▶ [Instructions for the task]:
Your task is to print the material below exactly as presented.

▶ [Provided records]:
== == ==

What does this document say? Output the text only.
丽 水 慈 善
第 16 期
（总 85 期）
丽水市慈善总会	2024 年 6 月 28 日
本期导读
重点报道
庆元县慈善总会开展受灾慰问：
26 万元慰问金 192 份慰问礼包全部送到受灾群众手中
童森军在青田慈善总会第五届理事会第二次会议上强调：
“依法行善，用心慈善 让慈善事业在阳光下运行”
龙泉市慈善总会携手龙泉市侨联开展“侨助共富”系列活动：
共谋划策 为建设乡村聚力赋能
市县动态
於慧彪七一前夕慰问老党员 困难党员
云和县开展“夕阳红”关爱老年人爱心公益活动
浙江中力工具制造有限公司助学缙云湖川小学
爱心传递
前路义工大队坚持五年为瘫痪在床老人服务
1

== == ==

▶ [Answer to this exercise]:
What does this document say? Output the text only.
丽 水 慈 善
第 16 期
（总 85 期）
丽水市慈善总会	2024 年 6 月 28 日
本期导读
重点报道
庆元县慈善总会开展受灾慰问：
26 万元慰问金 192 份慰问礼包全部送到受灾群众手中
童森军在青田慈善总会第五届理事会第二次会议上强调：
“依法行善，用心慈善 让慈善事业在阳光下运行”
龙泉市慈善总会携手龙泉市侨联开展“侨助共富”系列活动：
共谋划策 为建设乡村聚力赋能
市县动态
於慧彪七一前夕慰问老党员 困难党员
云和县开展“夕阳红”关爱老年人爱心公益活动
浙江中力工具制造有限公司助学缙云湖川小学
爱心传递
前路义工大队坚持五年为瘫痪在床老人服务
1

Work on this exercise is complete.